START DATA RECORDS

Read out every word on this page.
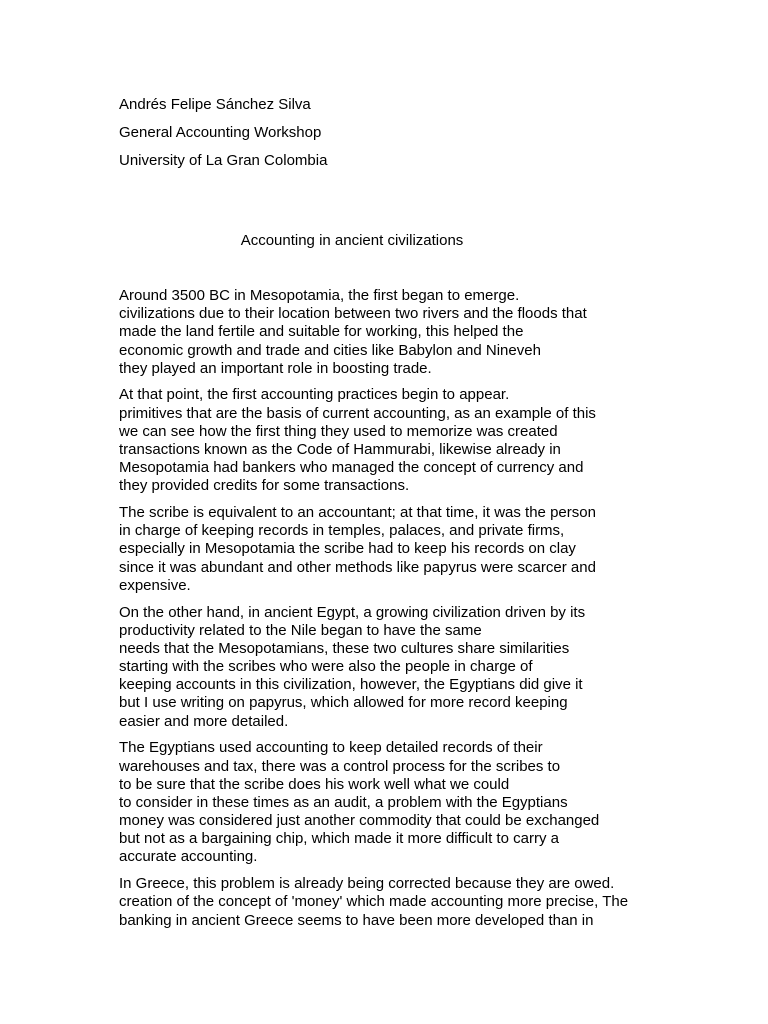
Andrés Felipe Sánchez Silva
General Accounting Workshop
University of La Gran Colombia
Accounting in ancient civilizations
Around 3500 BC in Mesopotamia, the first began to emerge.
civilizations due to their location between two rivers and the floods that
made the land fertile and suitable for working, this helped the
economic growth and trade and cities like Babylon and Nineveh
they played an important role in boosting trade.
At that point, the first accounting practices begin to appear.
primitives that are the basis of current accounting, as an example of this
we can see how the first thing they used to memorize was created
transactions known as the Code of Hammurabi, likewise already in
Mesopotamia had bankers who managed the concept of currency and
they provided credits for some transactions.
The scribe is equivalent to an accountant; at that time, it was the person
in charge of keeping records in temples, palaces, and private firms,
especially in Mesopotamia the scribe had to keep his records on clay
since it was abundant and other methods like papyrus were scarcer and
expensive.
On the other hand, in ancient Egypt, a growing civilization driven by its
productivity related to the Nile began to have the same
needs that the Mesopotamians, these two cultures share similarities
starting with the scribes who were also the people in charge of
keeping accounts in this civilization, however, the Egyptians did give it
but I use writing on papyrus, which allowed for more record keeping
easier and more detailed.
The Egyptians used accounting to keep detailed records of their
warehouses and tax, there was a control process for the scribes to
to be sure that the scribe does his work well what we could
to consider in these times as an audit, a problem with the Egyptians
money was considered just another commodity that could be exchanged
but not as a bargaining chip, which made it more difficult to carry a
accurate accounting.
In Greece, this problem is already being corrected because they are owed.
creation of the concept of 'money' which made accounting more precise, The
banking in ancient Greece seems to have been more developed than in
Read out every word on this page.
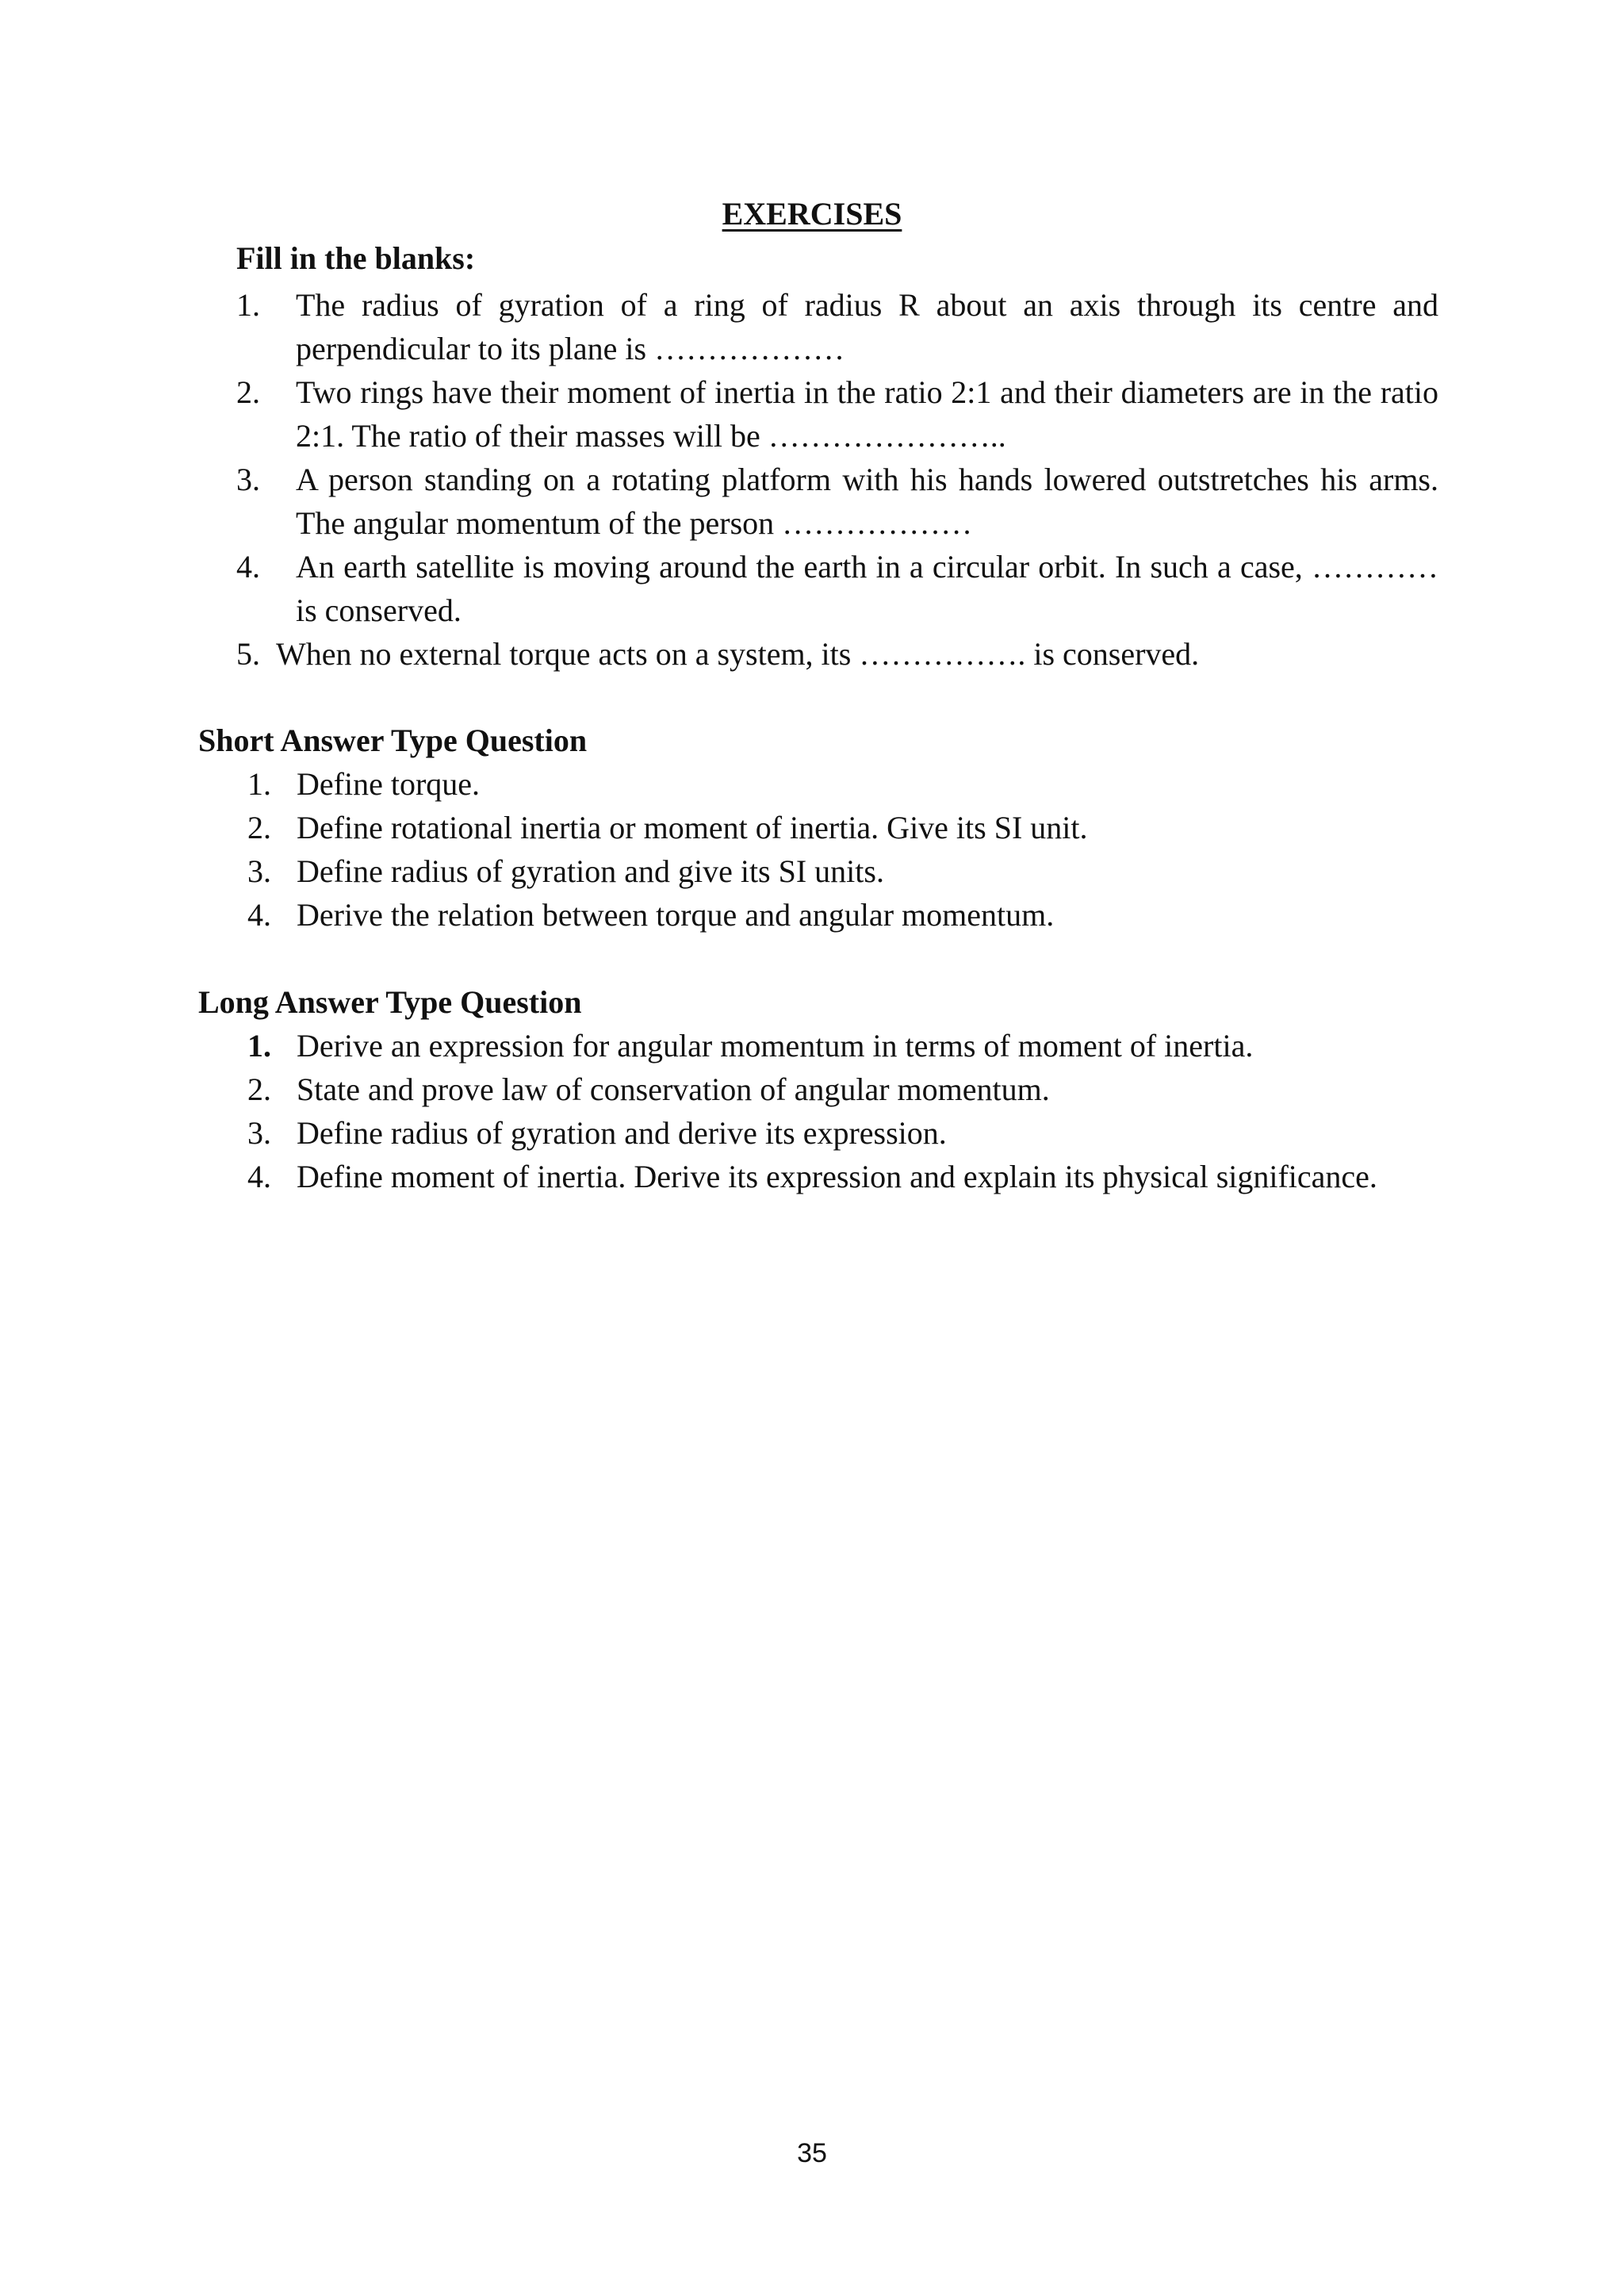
EXERCISES
Fill in the blanks:
1.	The radius of gyration of a ring of radius R about an axis through its centre and perpendicular to its plane is ………………
2.	Two rings have their moment of inertia in the ratio 2:1 and their diameters are in the ratio 2:1. The ratio of their masses will be …………………..
3.	A person standing on a rotating platform with his hands lowered outstretches his arms. The angular momentum of the person ………………
4.	An earth satellite is moving around the earth in a circular orbit. In such a case, ………… is conserved.
5. When no external torque acts on a system, its ……………. is conserved.
Short Answer Type Question
1. Define torque.
2. Define rotational inertia or moment of inertia. Give its SI unit.
3. Define radius of gyration and give its SI units.
4. Derive the relation between torque and angular momentum.
Long Answer Type Question
1. Derive an expression for angular momentum in terms of moment of inertia.
2. State and prove law of conservation of angular momentum.
3. Define radius of gyration and derive its expression.
4. Define moment of inertia. Derive its expression and explain its physical significance.
35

END DATA RECORDS

• WHAT THE TASK REQUIRES: Copy each line of the records containing the string "inertia".

• FULL ANSWER:
2.	Two rings have their moment of inertia in the ratio 2:1 and their diameters are in the ratio 2:1. The ratio of their masses will be …………………..
2. Define rotational inertia or moment of inertia. Give its SI unit.
1. Derive an expression for angular momentum in terms of moment of inertia.
4. Define moment of inertia. Derive its expression and explain its physical significance.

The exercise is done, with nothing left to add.